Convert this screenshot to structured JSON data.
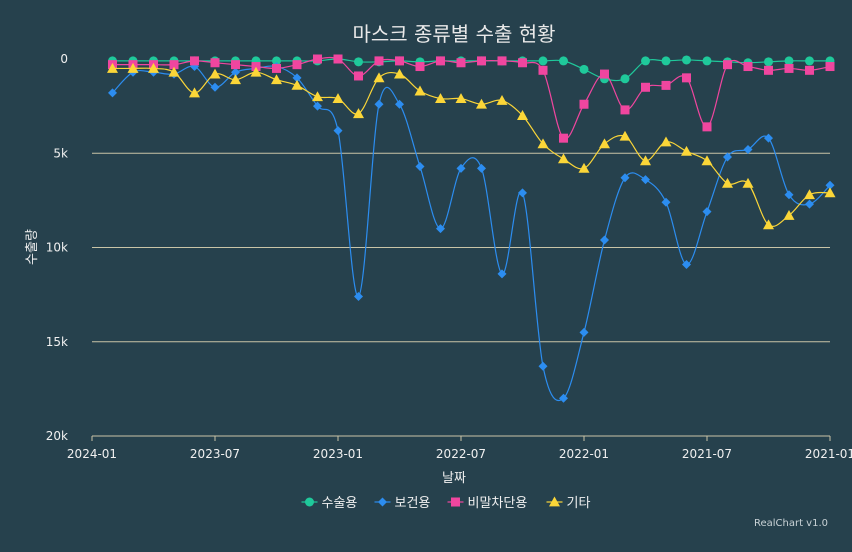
{
  "chart_data": {
    "type": "line",
    "title": "마스크 종류별 수출 현황",
    "xlabel": "날짜",
    "ylabel": "수출량",
    "x_axis_reversed": true,
    "y_axis_reversed": true,
    "ylim": [
      0,
      20000
    ],
    "y_ticks": [
      0,
      5000,
      10000,
      15000,
      20000
    ],
    "y_tick_labels": [
      "0",
      "5k",
      "10k",
      "15k",
      "20k"
    ],
    "x_range": [
      "2024-01",
      "2021-01"
    ],
    "x_ticks": [
      "2024-01",
      "2023-07",
      "2023-01",
      "2022-07",
      "2022-01",
      "2021-07",
      "2021-01"
    ],
    "grid": true,
    "legend_position": "bottom",
    "credit": "RealChart v1.0",
    "colors": {
      "background": "#26414d",
      "grid": "#c9c4a7",
      "text": "#f0f0f0"
    },
    "dates": [
      "2023-12",
      "2023-11",
      "2023-10",
      "2023-09",
      "2023-08",
      "2023-07",
      "2023-06",
      "2023-05",
      "2023-04",
      "2023-03",
      "2023-02",
      "2023-01",
      "2022-12",
      "2022-11",
      "2022-10",
      "2022-09",
      "2022-08",
      "2022-07",
      "2022-06",
      "2022-05",
      "2022-04",
      "2022-03",
      "2022-02",
      "2022-01",
      "2021-12",
      "2021-11",
      "2021-10",
      "2021-09",
      "2021-08",
      "2021-07",
      "2021-06",
      "2021-05",
      "2021-04",
      "2021-03",
      "2021-02",
      "2021-01"
    ],
    "series": [
      {
        "name": "수술용",
        "color": "#1fc99b",
        "marker": "circle",
        "values": [
          100,
          100,
          100,
          100,
          100,
          100,
          100,
          100,
          100,
          100,
          100,
          0,
          150,
          150,
          100,
          150,
          100,
          100,
          100,
          100,
          100,
          100,
          100,
          550,
          1050,
          1050,
          100,
          100,
          50,
          100,
          150,
          200,
          150,
          100,
          100,
          100
        ]
      },
      {
        "name": "보건용",
        "color": "#2c8df0",
        "marker": "diamond",
        "values": [
          1800,
          700,
          700,
          800,
          400,
          1500,
          700,
          500,
          400,
          1000,
          2500,
          3800,
          12600,
          2400,
          2400,
          5700,
          9000,
          5800,
          5800,
          11400,
          7100,
          16300,
          18000,
          14500,
          9600,
          6300,
          6400,
          7600,
          10900,
          8100,
          5200,
          4800,
          4200,
          7200,
          7700,
          6700
        ]
      },
      {
        "name": "비말차단용",
        "color": "#f0469f",
        "marker": "square",
        "values": [
          300,
          300,
          300,
          300,
          100,
          200,
          300,
          400,
          500,
          300,
          0,
          0,
          900,
          100,
          100,
          400,
          100,
          200,
          100,
          100,
          200,
          600,
          4200,
          2400,
          800,
          2700,
          1500,
          1400,
          1000,
          3600,
          300,
          400,
          600,
          500,
          600,
          400
        ]
      },
      {
        "name": "기타",
        "color": "#fbd638",
        "marker": "triangle",
        "values": [
          500,
          500,
          500,
          700,
          1800,
          800,
          1100,
          700,
          1100,
          1400,
          2000,
          2100,
          2900,
          1000,
          800,
          1700,
          2100,
          2100,
          2400,
          2200,
          3000,
          4500,
          5300,
          5800,
          4500,
          4100,
          5400,
          4400,
          4900,
          5400,
          6600,
          6600,
          8800,
          8300,
          7200,
          7100
        ]
      }
    ]
  }
}
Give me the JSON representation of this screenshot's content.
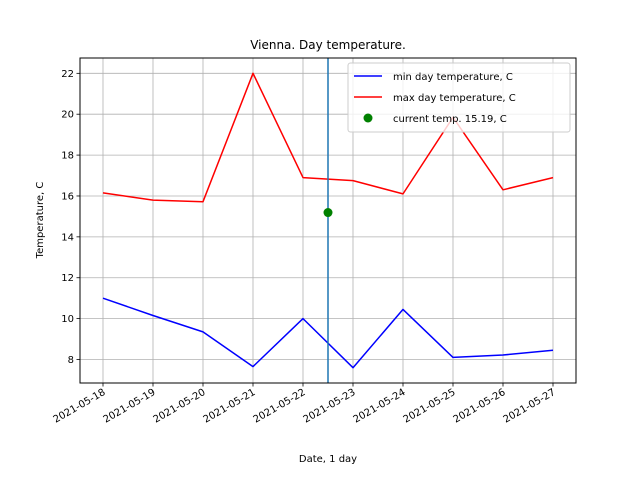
{
  "chart_data": {
    "type": "line",
    "title": "Vienna. Day temperature.",
    "xlabel": "Date, 1 day",
    "ylabel": "Temperature, C",
    "categories": [
      "2021-05-18",
      "2021-05-19",
      "2021-05-20",
      "2021-05-21",
      "2021-05-22",
      "2021-05-23",
      "2021-05-24",
      "2021-05-25",
      "2021-05-26",
      "2021-05-27"
    ],
    "series": [
      {
        "name": "min day temperature, C",
        "color": "#0000ff",
        "values": [
          11.0,
          10.15,
          9.35,
          7.65,
          10.0,
          7.6,
          10.45,
          8.1,
          8.22,
          8.45
        ]
      },
      {
        "name": "max day temperature, C",
        "color": "#ff0000",
        "values": [
          16.15,
          15.8,
          15.72,
          22.0,
          16.9,
          16.75,
          16.1,
          19.85,
          16.3,
          16.9
        ]
      }
    ],
    "current_point": {
      "name": "current temp. 15.19, C",
      "x": "2021-05-22 12:00",
      "y": 15.19,
      "color": "#008000"
    },
    "current_time_line": {
      "x": "2021-05-22 12:00",
      "color": "#1f77b4"
    },
    "ylim": [
      6.85,
      22.75
    ],
    "yticks": [
      8,
      10,
      12,
      14,
      16,
      18,
      20,
      22
    ],
    "grid": true,
    "legend_position": "upper right"
  }
}
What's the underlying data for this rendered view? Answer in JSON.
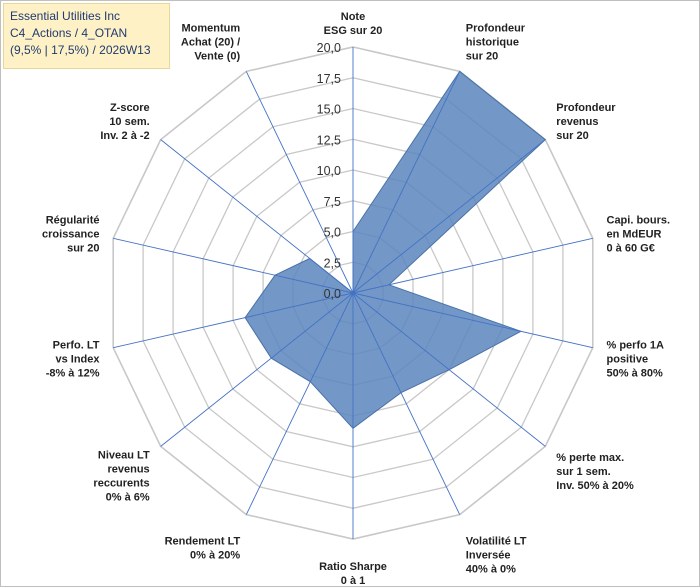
{
  "title": {
    "line1": "Essential Utilities Inc",
    "line2": "C4_Actions / 4_OTAN",
    "line3": "(9,5% | 17,5%) / 2026W13"
  },
  "colors": {
    "series_fill": "#5a86be",
    "series_stroke": "#4a72a8",
    "spoke": "#4472c4",
    "grid": "#c8c8c8",
    "title_bg": "#fff1c6",
    "title_text": "#1f3b70"
  },
  "chart_data": {
    "type": "radar",
    "title": "Essential Utilities Inc",
    "rmin": 0,
    "rmax": 20,
    "tick_step": 2.5,
    "tick_labels": [
      "0,0",
      "2,5",
      "5,0",
      "7,5",
      "10,0",
      "12,5",
      "15,0",
      "17,5",
      "20,0"
    ],
    "grid": true,
    "categories": [
      [
        "Note",
        "ESG sur 20"
      ],
      [
        "Profondeur",
        "historique",
        "sur 20"
      ],
      [
        "Profondeur",
        "revenus",
        "sur 20"
      ],
      [
        "Capi. bours.",
        "en MdEUR",
        "0 à 60 G€"
      ],
      [
        "% perfo 1A",
        "positive",
        "50% à 80%"
      ],
      [
        "% perte max.",
        "sur 1 sem.",
        "Inv. 50% à 20%"
      ],
      [
        "Volatilité LT",
        "Inversée",
        "40% à 0%"
      ],
      [
        "Ratio Sharpe",
        "0 à 1"
      ],
      [
        "Rendement LT",
        "0% à 20%"
      ],
      [
        "Niveau LT",
        "revenus",
        "reccurents",
        "0% à 6%"
      ],
      [
        "Perfo. LT",
        "vs Index",
        "-8% à 12%"
      ],
      [
        "Régularité",
        "croissance",
        "sur 20"
      ],
      [
        "Z-score",
        "10 sem.",
        "Inv. 2 à -2"
      ],
      [
        "Momentum",
        "Achat (20) /",
        "Vente (0)"
      ]
    ],
    "values": [
      5.0,
      20.0,
      20.0,
      3.0,
      14.0,
      10.0,
      9.0,
      11.0,
      8.0,
      8.5,
      9.0,
      6.5,
      4.5,
      0.0
    ]
  }
}
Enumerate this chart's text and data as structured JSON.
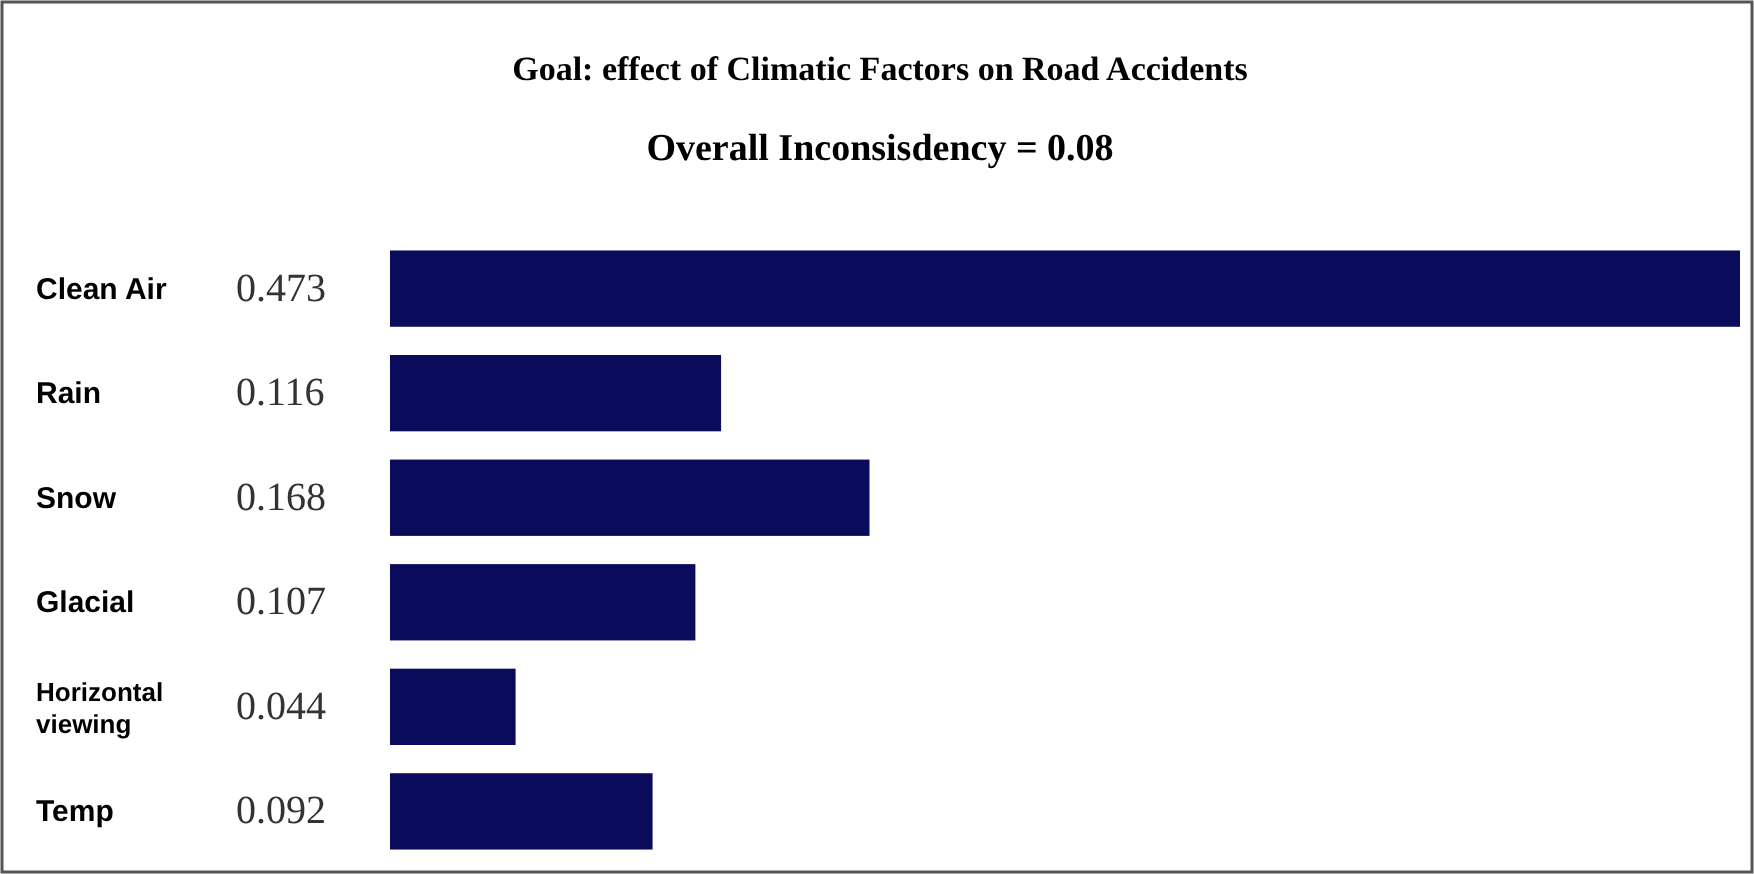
{
  "chart_data": {
    "type": "bar",
    "orientation": "horizontal",
    "title": "Goal: effect of Climatic Factors on Road Accidents",
    "subtitle": "Overall Inconsisdency = 0.08",
    "categories": [
      "Clean Air",
      "Rain",
      "Snow",
      "Glacial",
      "Horizontal viewing",
      "Temp"
    ],
    "values": [
      0.473,
      0.116,
      0.168,
      0.107,
      0.044,
      0.092
    ],
    "color": "#0b0b5c",
    "data_labels": true
  }
}
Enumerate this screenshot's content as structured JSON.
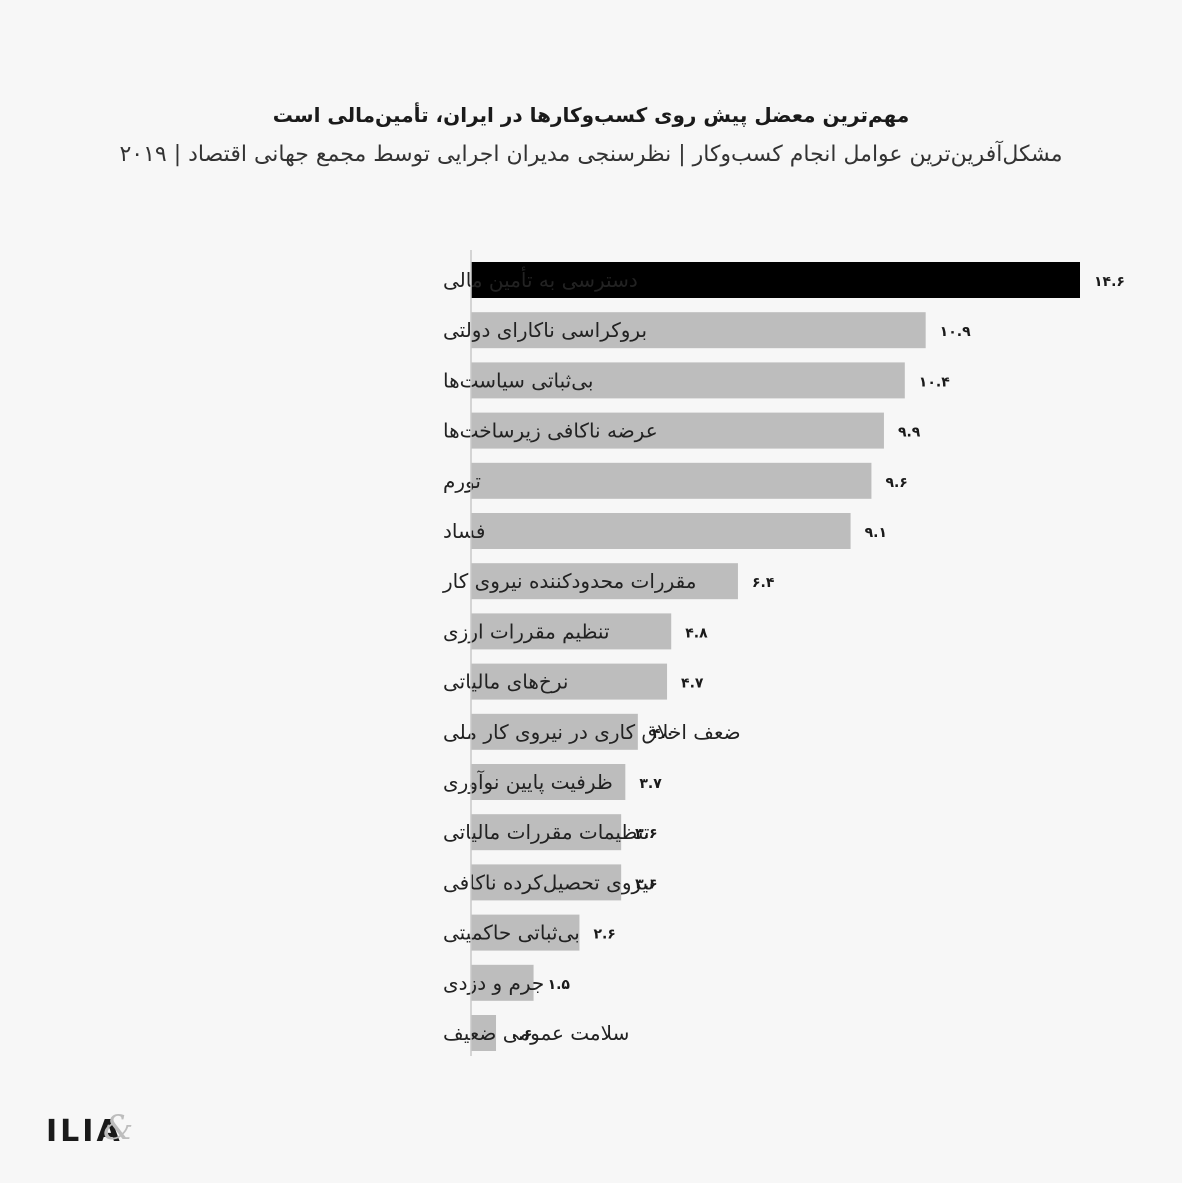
{
  "header": {
    "title": "مهم‌ترین معضل پیش روی کسب‌وکارها در ایران، تأمین‌مالی است",
    "subtitle": "مشکل‌آفرین‌ترین عوامل انجام کسب‌وکار | نظرسنجی مدیران اجرایی توسط مجمع جهانی اقتصاد | ۲۰۱۹"
  },
  "brand": {
    "logo": "ILIA",
    "logo_mark": "&"
  },
  "colors": {
    "highlight": "#000000",
    "bar": "#bdbdbd",
    "axis": "#c8c8c8",
    "label": "#222222",
    "value": "#1a1a1a"
  },
  "chart_data": {
    "type": "bar",
    "orientation": "horizontal",
    "title": "مهم‌ترین معضل پیش روی کسب‌وکارها در ایران، تأمین‌مالی است",
    "subtitle": "مشکل‌آفرین‌ترین عوامل انجام کسب‌وکار | نظرسنجی مدیران اجرایی توسط مجمع جهانی اقتصاد | ۲۰۱۹",
    "categories": [
      "دسترسی به تأمین مالی",
      "بروکراسی ناکارای دولتی",
      "بی‌ثباتی سیاست‌ها",
      "عرضه ناکافی زیرساخت‌ها",
      "تورم",
      "فساد",
      "مقررات محدودکننده نیروی کار",
      "تنظیم مقررات ارزی",
      "نرخ‌های مالیاتی",
      "ضعف اخلاق کاری در نیروی کار ملی",
      "ظرفیت پایین نوآوری",
      "تنظیمات مقررات مالیاتی",
      "نیروی تحصیل‌کرده ناکافی",
      "بی‌ثباتی حاکمیتی",
      "جرم و دزدی",
      "سلامت عمومی ضعیف"
    ],
    "values": [
      14.6,
      10.9,
      10.4,
      9.9,
      9.6,
      9.1,
      6.4,
      4.8,
      4.7,
      4.0,
      3.7,
      3.6,
      3.6,
      2.6,
      1.5,
      0.6
    ],
    "value_labels": [
      "۱۴.۶",
      "۱۰.۹",
      "۱۰.۴",
      "۹.۹",
      "۹.۶",
      "۹.۱",
      "۶.۴",
      "۴.۸",
      "۴.۷",
      "۴.۰",
      "۳.۷",
      "۳.۶",
      "۳.۶",
      "۲.۶",
      "۱.۵",
      "۰.۶"
    ],
    "highlight_index": 0,
    "xlim": [
      0,
      14.6
    ],
    "grid": false,
    "legend": "none"
  }
}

· · · · ·

### [Stated goal]
Starting with the line that holds "Enumerate this screenshot's", retype each line through the last one in the listing above, exactly as written. Do not copy any pictures.

### [Full solution]
Enumerate this screenshot's content as structured JSON.
{
  "header": {
    "title": "مهم‌ترین معضل پیش روی کسب‌وکارها در ایران، تأمین‌مالی است",
    "subtitle": "مشکل‌آفرین‌ترین عوامل انجام کسب‌وکار | نظرسنجی مدیران اجرایی توسط مجمع جهانی اقتصاد | ۲۰۱۹"
  },
  "brand": {
    "logo": "ILIA",
    "logo_mark": "&"
  },
  "colors": {
    "highlight": "#000000",
    "bar": "#bdbdbd",
    "axis": "#c8c8c8",
    "label": "#222222",
    "value": "#1a1a1a"
  },
  "chart_data": {
    "type": "bar",
    "orientation": "horizontal",
    "title": "مهم‌ترین معضل پیش روی کسب‌وکارها در ایران، تأمین‌مالی است",
    "subtitle": "مشکل‌آفرین‌ترین عوامل انجام کسب‌وکار | نظرسنجی مدیران اجرایی توسط مجمع جهانی اقتصاد | ۲۰۱۹",
    "categories": [
      "دسترسی به تأمین مالی",
      "بروکراسی ناکارای دولتی",
      "بی‌ثباتی سیاست‌ها",
      "عرضه ناکافی زیرساخت‌ها",
      "تورم",
      "فساد",
      "مقررات محدودکننده نیروی کار",
      "تنظیم مقررات ارزی",
      "نرخ‌های مالیاتی",
      "ضعف اخلاق کاری در نیروی کار ملی",
      "ظرفیت پایین نوآوری",
      "تنظیمات مقررات مالیاتی",
      "نیروی تحصیل‌کرده ناکافی",
      "بی‌ثباتی حاکمیتی",
      "جرم و دزدی",
      "سلامت عمومی ضعیف"
    ],
    "values": [
      14.6,
      10.9,
      10.4,
      9.9,
      9.6,
      9.1,
      6.4,
      4.8,
      4.7,
      4.0,
      3.7,
      3.6,
      3.6,
      2.6,
      1.5,
      0.6
    ],
    "value_labels": [
      "۱۴.۶",
      "۱۰.۹",
      "۱۰.۴",
      "۹.۹",
      "۹.۶",
      "۹.۱",
      "۶.۴",
      "۴.۸",
      "۴.۷",
      "۴.۰",
      "۳.۷",
      "۳.۶",
      "۳.۶",
      "۲.۶",
      "۱.۵",
      "۰.۶"
    ],
    "highlight_index": 0,
    "xlim": [
      0,
      14.6
    ],
    "grid": false,
    "legend": "none"
  }
}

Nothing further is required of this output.